━━━━━ PAGE ━━━━━

The latest consent order from the Consumer Financial Protection Bureau with Meridian Title Corp. gave industry members a lot to think about their relationships with industry partners and how they disclose those relationships. Several industry experts shared their thoughts with The Legal Description regarding how they see this order potentially impacting the industry going forward.
Lessons for companies with relationships
The consent order certainly should give pause to any agent with any close ties to other parties in the transaction, even their underwriter.
“Yet again, the net is cast even wider,” said Deborah Bailey, senior partner, Gilroy Bailey Trumble LLC. “This is scary because just when you think you have figured out the CFPB and which direction they are going, along comes the Meridian consent order and they are going in another direction. Now they are looking at the relationships a little further out. They are looking at what relationships does the settlement agent have beyond the actual entity and looking at the ownership link between any other entity for possible violations.”

━━━━━

• [REQUIRED TASKS]:
1/ In the article about the Meridian Title Corp. consent order, what position does Deborah Bailey hold?
2/ Pick up the article on the Meridian Title Corp. consent order right after its final sentence and keep writing it.

━━━━━ ITEMS ━━━━━

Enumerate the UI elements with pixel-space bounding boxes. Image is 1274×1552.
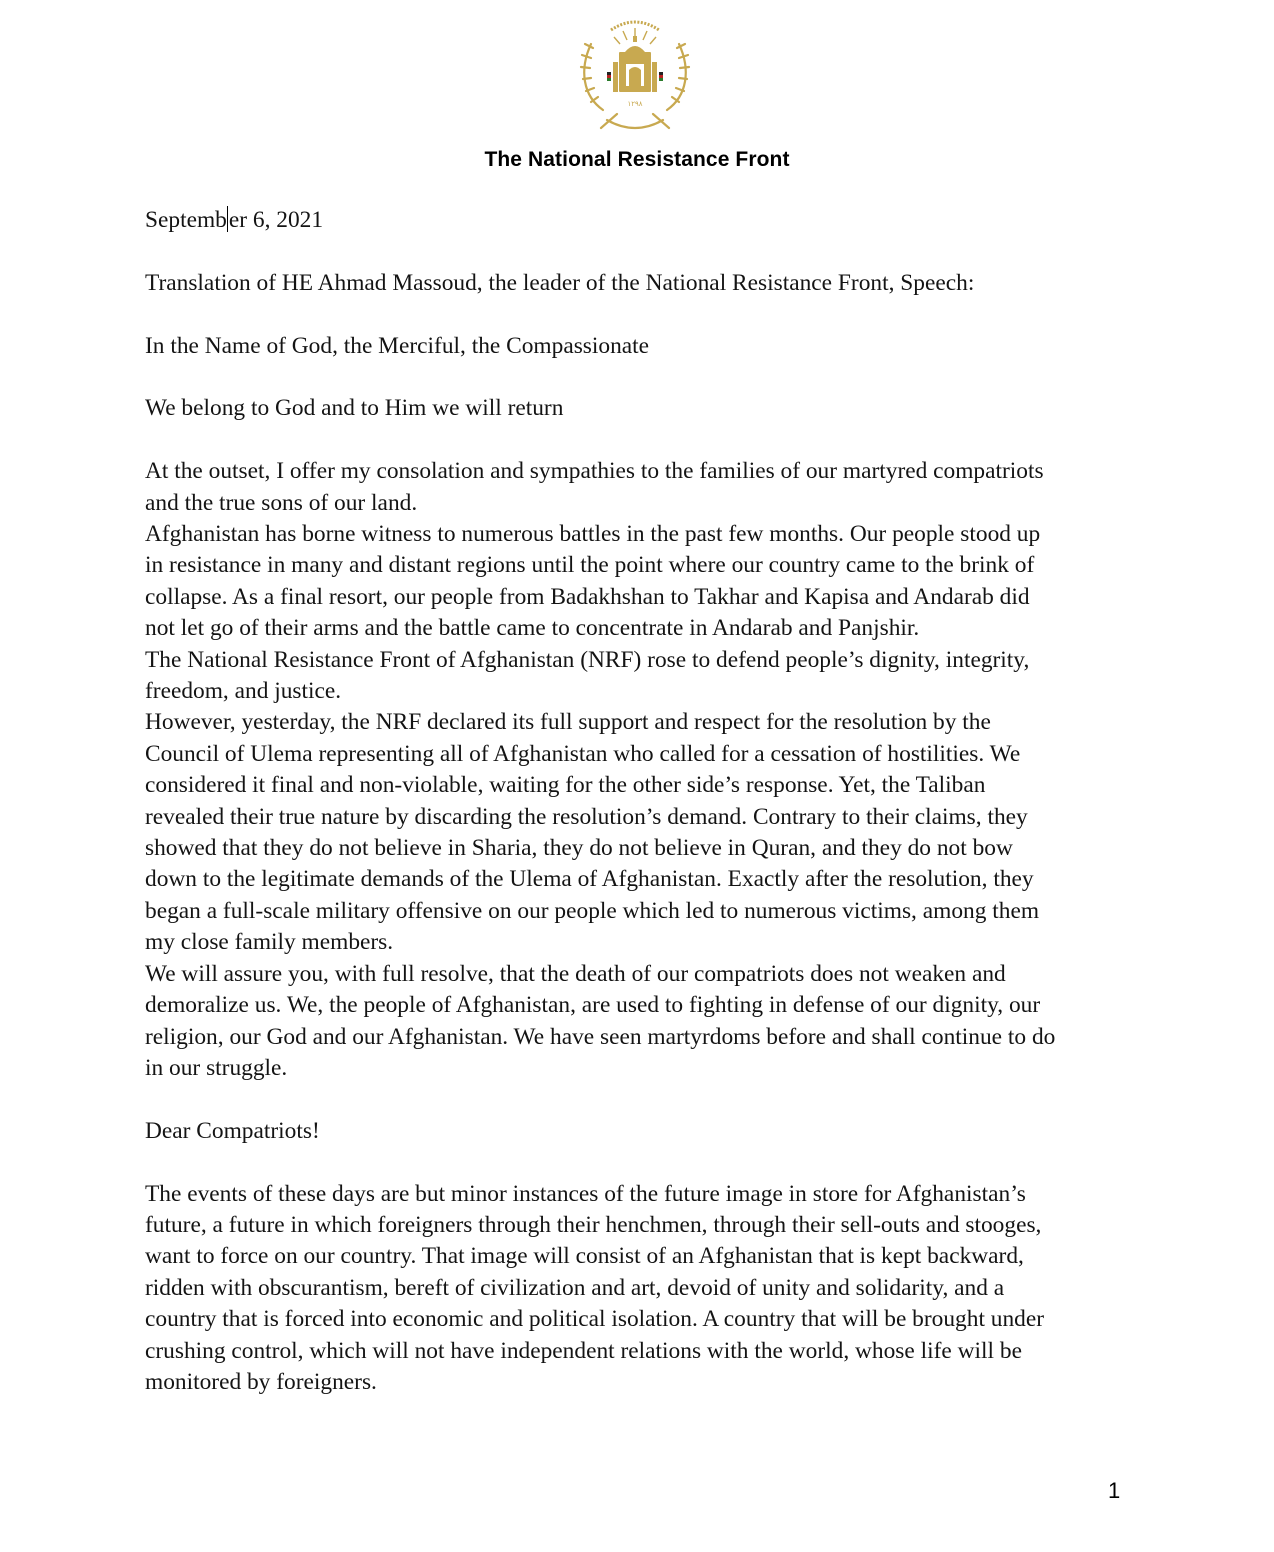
body-line: Council of Ulema representing all of Afghanistan who called for a cessation of hostilities. We [145,740,1021,767]
closing-line: The events of these days are but minor instances of the future image in store for Afghanistan’s [145,1180,1026,1207]
body-line: began a full-scale military offensive on our people which led to numerous victims, among them [145,897,1040,924]
closing-line: ridden with obscurantism, bereft of civilization and art, devoid of unity and solidarity, and a [145,1274,1005,1301]
body-line: showed that they do not believe in Sharia, they do not believe in Quran, and they do not bow [145,835,1013,862]
body-line: in resistance in many and distant regions until the point where our country came to the brink of [145,552,1035,579]
body-line: However, yesterday, the NRF declared its full support and respect for the resolution by the [145,709,991,736]
body-line: my close family members. [145,929,394,956]
body-line: revealed their true nature by discarding the resolution’s demand. Contrary to their claims, they [145,803,1028,830]
body-line: in our struggle. [145,1054,288,1081]
closing-line: country that is forced into economic and political isolation. A country that will be brought under [145,1306,1045,1333]
organization-title: The National Resistance Front [484,148,790,171]
body-line: and the true sons of our land. [145,489,418,516]
salutation-line: Dear Compatriots! [145,1117,320,1144]
intro-line: Translation of HE Ahmad Massoud, the leader of the National Resistance Front, Speech: [145,269,975,296]
body-line: collapse. As a final resort, our people from Badakhshan to Takhar and Kapisa and Andarab did [145,583,1030,610]
emblem-year: ۱۲۹۸ [627,100,643,108]
body-line: At the outset, I offer my consolation and sympathies to the families of our martyred compatriots [145,458,1044,485]
closing-line: monitored by foreigners. [145,1368,377,1395]
body-line: freedom, and justice. [145,678,342,705]
date-text-part2: er 6, 2021 [228,207,324,233]
closing-line: want to force on our country. That image will consist of an Afghanistan that is kept backward, [145,1243,1024,1270]
date-text-part1: Septemb [145,207,227,233]
national-emblem-logo [573,8,697,140]
body-line: not let go of their arms and the battle came to concentrate in Andarab and Panjshir. [145,615,920,642]
body-line: Afghanistan has borne witness to numerous battles in the past few months. Our people stood up [145,521,1041,547]
return-line: We belong to God and to Him we will return [145,395,564,422]
body-line: The National Resistance Front of Afghanistan (NRF) rose to defend people’s dignity, integrity, [145,646,1030,673]
document-body [145,205,1135,1398]
closing-line: future, a future in which foreigners through their henchmen, through their sell-outs and stooges, [145,1211,1042,1238]
basmala-line: In the Name of God, the Merciful, the Compassionate [145,332,650,359]
page-number: 1 [1108,1478,1121,1503]
body-line: considered it final and non-violable, waiting for the other side’s response. Yet, the Taliban [145,772,986,799]
document-date [145,205,1135,236]
body-line: down to the legitimate demands of the Ulema of Afghanistan. Exactly after the resolution, they [145,866,1034,893]
body-line: We will assure you, with full resolve, that the death of our compatriots does not weaken and [145,960,1006,987]
body-line: religion, our God and our Afghanistan. We have seen martyrdoms before and shall continue to do [145,1023,1056,1050]
closing-line: crushing control, which will not have independent relations with the world, whose life will be [145,1337,1022,1364]
body-line: demoralize us. We, the people of Afghanistan, are used to fighting in defense of our dignity, our [145,992,1041,1019]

━━━━━

• [EXPECTED RESPONSES]:
1/ She is a senior partner at Gilroy Bailey Trumble LLC.

2/
Chuck Cain, executive vice president-Agency Development, WFG National Title Insurance Co., said the consent order creates more questions than it answers.
“Fundamentally, it raises the issue of sibling entities,” he said. “Arsenal and Meridian don’t have the same holding company per se, but they have commonality of ownership interests. An awful lot of title insurance underwriters, their retail offices are not owned by the underwriter per se, they are owned by the holding corporation. It begs the question that if you are in a retail office, owned by a financial holding corporation and you are writing the title insurance on the holding corporation’s title insurance [must you disclose?]
“I think what this settlement argues, or at least raises the question, ‘In that circumstance, does that retail operation, wholly owned by the holding company, have to provide what is effectively an affiliated business disclosure?’ ” Cain continued, noting that although having a retail operation wholly owned by an underwriter may be a different situation, many retail operations are owned by the same holding company as the title underwriter.
He said in light of the consent order, it was important for agents with relationships to evaluate.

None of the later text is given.